---------- TASK INPUT ----------

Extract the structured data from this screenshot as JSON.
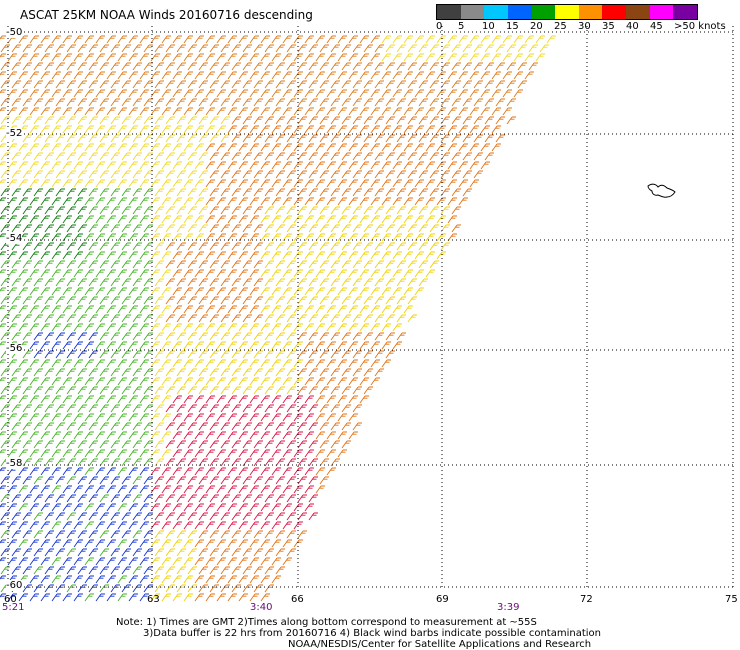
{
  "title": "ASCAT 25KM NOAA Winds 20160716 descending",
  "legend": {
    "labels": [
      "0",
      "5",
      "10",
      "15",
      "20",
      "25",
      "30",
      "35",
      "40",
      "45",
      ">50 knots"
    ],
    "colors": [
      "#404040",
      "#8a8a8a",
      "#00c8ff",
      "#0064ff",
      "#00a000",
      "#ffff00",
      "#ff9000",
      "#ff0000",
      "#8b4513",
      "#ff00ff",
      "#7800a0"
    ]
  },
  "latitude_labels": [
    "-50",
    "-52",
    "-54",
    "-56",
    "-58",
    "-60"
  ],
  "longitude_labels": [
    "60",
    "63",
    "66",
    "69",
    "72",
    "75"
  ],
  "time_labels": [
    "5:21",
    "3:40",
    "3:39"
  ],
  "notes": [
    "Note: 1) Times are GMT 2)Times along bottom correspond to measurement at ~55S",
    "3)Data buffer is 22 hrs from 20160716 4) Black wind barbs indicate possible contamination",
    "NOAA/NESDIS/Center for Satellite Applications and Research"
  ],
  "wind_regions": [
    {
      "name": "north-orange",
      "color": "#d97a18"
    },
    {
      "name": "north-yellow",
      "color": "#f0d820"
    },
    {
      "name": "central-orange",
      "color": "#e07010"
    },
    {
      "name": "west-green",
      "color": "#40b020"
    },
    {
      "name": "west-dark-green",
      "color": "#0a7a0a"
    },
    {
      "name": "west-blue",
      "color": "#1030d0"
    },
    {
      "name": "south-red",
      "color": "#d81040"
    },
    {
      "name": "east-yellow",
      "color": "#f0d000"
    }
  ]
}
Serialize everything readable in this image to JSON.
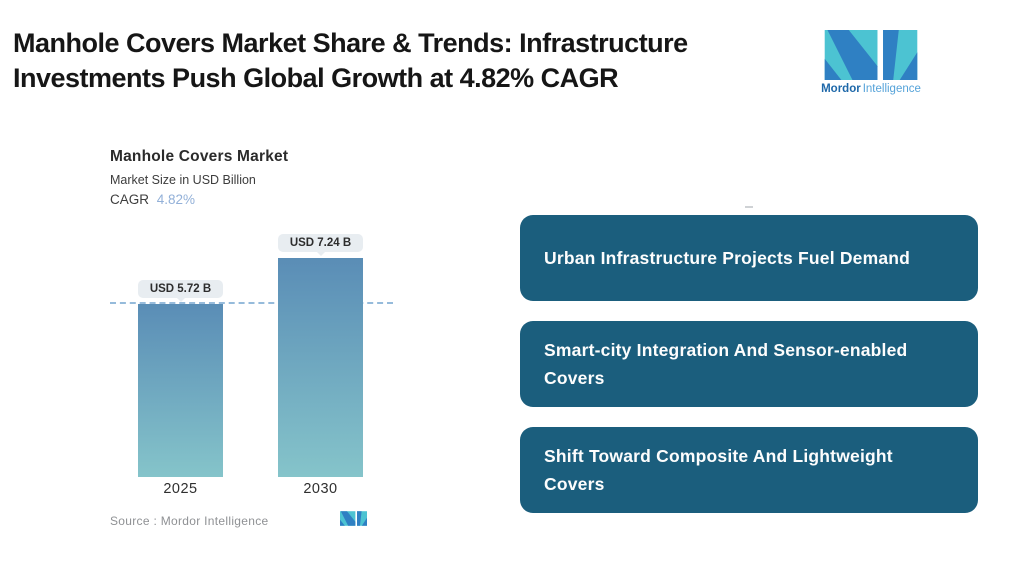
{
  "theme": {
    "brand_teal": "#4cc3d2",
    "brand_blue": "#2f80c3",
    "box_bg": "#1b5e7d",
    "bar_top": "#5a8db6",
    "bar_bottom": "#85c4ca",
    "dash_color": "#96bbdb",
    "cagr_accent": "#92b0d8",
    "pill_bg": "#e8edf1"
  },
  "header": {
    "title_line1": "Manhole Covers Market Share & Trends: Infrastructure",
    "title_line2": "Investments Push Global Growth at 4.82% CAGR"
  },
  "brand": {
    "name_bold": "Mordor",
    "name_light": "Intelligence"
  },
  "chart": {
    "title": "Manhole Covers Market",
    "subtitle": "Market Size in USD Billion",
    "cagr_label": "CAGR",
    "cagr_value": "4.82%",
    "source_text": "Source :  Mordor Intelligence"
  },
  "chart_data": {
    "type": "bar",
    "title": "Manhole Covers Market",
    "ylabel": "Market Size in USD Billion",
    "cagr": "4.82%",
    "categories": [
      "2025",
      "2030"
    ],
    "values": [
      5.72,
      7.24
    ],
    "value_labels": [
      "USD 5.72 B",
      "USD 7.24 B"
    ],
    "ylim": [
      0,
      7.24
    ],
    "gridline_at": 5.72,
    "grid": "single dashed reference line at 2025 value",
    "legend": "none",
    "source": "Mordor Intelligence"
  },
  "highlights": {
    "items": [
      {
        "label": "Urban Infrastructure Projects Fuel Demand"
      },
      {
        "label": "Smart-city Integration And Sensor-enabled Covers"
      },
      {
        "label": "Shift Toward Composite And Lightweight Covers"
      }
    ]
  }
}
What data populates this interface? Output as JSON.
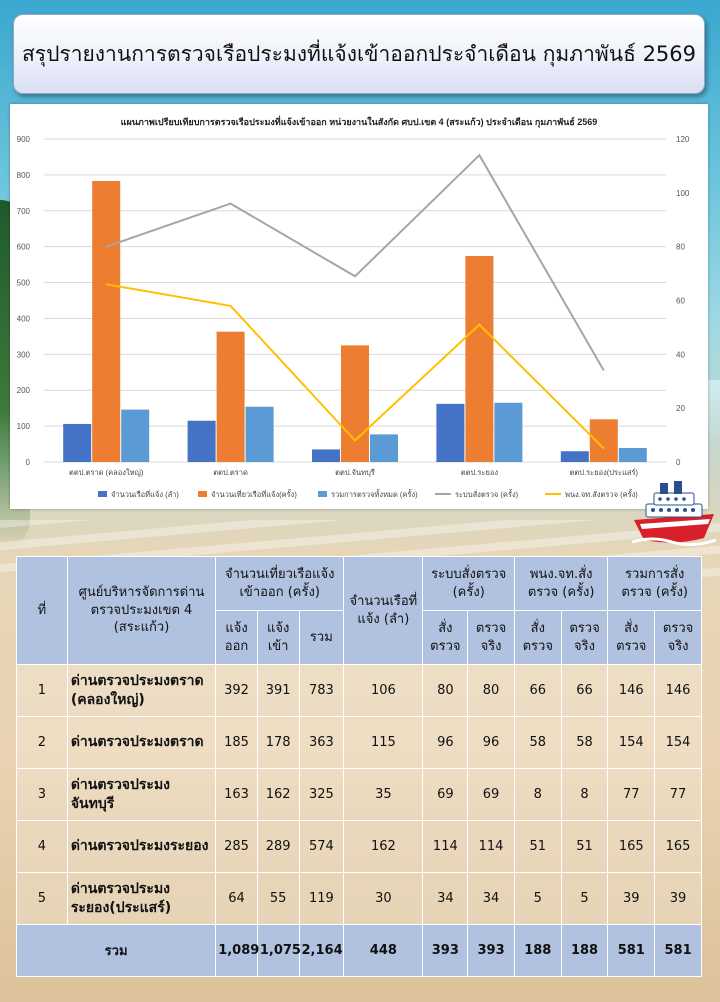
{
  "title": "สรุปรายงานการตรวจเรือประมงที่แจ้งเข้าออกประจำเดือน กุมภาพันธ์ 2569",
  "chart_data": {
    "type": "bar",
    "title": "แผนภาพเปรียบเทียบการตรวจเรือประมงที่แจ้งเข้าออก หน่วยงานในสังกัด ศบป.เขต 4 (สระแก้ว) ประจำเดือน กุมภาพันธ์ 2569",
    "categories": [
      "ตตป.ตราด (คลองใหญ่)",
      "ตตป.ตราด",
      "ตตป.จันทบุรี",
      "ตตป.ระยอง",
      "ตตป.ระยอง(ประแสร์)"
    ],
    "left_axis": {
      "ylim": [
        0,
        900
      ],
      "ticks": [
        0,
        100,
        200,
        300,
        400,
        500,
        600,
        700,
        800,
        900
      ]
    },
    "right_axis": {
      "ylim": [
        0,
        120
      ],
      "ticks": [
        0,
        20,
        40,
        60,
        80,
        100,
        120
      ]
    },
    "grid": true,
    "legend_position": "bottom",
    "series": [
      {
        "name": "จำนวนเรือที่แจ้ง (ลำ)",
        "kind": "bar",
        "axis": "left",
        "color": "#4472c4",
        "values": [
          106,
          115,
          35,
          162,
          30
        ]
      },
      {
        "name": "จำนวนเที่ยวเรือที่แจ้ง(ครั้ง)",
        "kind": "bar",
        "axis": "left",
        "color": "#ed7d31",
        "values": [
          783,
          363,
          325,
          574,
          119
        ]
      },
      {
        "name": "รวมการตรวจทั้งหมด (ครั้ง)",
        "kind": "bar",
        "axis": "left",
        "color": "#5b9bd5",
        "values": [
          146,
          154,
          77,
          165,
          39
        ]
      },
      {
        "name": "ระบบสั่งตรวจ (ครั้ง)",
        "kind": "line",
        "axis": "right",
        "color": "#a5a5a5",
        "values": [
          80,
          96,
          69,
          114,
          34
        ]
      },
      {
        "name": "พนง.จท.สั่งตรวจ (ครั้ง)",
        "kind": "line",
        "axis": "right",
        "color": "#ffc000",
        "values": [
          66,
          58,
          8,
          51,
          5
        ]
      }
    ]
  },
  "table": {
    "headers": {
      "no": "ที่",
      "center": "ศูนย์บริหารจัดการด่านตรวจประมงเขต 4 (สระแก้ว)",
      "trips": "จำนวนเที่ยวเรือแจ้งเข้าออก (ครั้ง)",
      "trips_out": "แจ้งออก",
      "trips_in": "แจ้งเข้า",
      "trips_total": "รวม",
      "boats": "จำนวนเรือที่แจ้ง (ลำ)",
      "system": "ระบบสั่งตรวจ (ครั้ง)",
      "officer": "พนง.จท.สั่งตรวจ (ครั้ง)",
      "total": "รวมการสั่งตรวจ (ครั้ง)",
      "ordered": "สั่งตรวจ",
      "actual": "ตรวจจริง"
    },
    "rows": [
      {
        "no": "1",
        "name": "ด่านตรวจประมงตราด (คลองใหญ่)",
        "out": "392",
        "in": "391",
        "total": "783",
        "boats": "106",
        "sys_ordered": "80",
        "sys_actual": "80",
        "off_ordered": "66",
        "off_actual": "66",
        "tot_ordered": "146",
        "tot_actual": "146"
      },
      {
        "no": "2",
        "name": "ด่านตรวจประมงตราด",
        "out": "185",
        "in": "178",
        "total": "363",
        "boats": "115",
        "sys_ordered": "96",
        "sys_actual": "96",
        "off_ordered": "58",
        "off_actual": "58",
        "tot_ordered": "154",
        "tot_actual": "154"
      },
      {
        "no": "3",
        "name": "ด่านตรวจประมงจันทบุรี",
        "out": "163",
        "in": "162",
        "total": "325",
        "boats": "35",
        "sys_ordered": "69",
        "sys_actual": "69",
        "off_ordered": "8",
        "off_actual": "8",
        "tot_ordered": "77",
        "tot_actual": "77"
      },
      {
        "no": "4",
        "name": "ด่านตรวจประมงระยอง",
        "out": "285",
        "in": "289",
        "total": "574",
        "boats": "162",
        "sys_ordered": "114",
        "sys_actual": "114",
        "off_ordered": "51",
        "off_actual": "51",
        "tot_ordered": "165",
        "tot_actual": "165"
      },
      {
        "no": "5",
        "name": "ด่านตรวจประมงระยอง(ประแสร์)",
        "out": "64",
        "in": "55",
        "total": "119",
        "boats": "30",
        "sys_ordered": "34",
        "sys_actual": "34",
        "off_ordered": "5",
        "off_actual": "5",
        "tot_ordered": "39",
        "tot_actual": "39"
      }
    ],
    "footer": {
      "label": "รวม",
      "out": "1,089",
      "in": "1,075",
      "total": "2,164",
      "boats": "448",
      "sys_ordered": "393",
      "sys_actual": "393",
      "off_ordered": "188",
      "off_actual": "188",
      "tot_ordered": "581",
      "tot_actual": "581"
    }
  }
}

----------
---------- TASK INPUT ----------

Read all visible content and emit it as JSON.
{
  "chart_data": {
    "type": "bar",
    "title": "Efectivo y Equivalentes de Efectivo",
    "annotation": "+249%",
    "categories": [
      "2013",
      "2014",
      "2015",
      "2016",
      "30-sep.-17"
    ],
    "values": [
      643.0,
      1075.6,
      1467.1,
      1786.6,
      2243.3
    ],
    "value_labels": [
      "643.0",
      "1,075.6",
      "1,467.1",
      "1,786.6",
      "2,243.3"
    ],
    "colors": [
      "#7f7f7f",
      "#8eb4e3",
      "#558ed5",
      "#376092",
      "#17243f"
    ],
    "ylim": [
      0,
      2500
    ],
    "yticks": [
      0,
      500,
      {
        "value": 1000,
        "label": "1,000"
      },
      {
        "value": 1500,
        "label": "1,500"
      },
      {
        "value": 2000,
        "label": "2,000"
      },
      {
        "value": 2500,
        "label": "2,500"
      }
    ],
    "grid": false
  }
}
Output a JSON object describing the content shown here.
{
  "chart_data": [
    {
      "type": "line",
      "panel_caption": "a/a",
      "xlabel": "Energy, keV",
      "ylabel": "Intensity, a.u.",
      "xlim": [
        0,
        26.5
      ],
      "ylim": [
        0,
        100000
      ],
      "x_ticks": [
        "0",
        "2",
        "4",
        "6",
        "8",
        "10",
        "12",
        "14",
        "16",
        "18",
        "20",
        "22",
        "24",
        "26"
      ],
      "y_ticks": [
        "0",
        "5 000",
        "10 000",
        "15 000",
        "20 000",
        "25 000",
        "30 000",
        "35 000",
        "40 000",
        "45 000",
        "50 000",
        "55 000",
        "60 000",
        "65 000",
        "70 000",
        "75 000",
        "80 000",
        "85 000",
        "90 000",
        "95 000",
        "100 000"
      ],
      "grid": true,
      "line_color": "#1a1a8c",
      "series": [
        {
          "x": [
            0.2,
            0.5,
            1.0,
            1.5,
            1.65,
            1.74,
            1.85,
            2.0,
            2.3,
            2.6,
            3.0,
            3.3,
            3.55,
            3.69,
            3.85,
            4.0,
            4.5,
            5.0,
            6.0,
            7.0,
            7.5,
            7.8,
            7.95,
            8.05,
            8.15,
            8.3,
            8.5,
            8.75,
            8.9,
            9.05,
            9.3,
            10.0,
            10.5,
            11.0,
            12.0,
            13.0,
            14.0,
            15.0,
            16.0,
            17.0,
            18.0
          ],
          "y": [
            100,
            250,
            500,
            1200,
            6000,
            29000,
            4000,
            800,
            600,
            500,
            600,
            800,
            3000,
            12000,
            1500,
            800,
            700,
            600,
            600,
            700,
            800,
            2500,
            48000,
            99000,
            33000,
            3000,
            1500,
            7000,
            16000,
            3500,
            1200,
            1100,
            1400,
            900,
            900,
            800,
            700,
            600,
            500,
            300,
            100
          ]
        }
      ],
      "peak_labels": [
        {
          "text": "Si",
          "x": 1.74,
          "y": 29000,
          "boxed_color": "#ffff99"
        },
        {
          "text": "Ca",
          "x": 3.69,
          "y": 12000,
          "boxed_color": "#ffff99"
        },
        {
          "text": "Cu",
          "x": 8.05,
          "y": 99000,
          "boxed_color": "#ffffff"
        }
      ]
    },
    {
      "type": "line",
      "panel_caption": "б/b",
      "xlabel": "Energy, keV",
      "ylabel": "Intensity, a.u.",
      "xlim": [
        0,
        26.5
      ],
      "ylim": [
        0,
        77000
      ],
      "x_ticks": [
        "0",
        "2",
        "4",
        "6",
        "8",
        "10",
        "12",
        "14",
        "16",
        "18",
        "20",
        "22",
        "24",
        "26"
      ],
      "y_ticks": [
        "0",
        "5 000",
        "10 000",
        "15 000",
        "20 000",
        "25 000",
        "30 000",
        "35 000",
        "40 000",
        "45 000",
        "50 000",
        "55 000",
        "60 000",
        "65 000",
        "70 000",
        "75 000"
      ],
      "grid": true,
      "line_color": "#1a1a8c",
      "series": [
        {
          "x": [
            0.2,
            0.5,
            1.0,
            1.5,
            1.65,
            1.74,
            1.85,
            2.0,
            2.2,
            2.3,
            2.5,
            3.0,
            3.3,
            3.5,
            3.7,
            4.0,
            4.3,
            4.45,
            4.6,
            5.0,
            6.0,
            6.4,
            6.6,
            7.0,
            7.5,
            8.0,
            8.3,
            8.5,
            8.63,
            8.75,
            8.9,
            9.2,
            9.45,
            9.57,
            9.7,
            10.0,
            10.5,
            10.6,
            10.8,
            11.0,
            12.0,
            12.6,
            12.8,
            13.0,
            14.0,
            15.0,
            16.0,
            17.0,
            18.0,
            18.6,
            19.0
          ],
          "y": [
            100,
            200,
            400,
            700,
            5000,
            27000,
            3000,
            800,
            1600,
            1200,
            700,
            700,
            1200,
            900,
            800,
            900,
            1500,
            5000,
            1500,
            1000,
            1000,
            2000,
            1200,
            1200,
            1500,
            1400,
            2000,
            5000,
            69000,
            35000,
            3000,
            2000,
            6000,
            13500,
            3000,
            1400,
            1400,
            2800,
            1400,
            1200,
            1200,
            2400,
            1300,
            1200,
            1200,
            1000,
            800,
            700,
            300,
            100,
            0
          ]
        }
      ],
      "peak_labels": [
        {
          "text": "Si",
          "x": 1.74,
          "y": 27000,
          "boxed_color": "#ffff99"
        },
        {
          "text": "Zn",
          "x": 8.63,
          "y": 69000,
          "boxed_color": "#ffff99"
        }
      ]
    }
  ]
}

----------

*PROMPT*
Go through the material and select each line with the string "Billion" in it.

*ANSWER*
    "subtitle": "Market Size in USD Billion",
    "ylabel": "Market Size in USD Billion",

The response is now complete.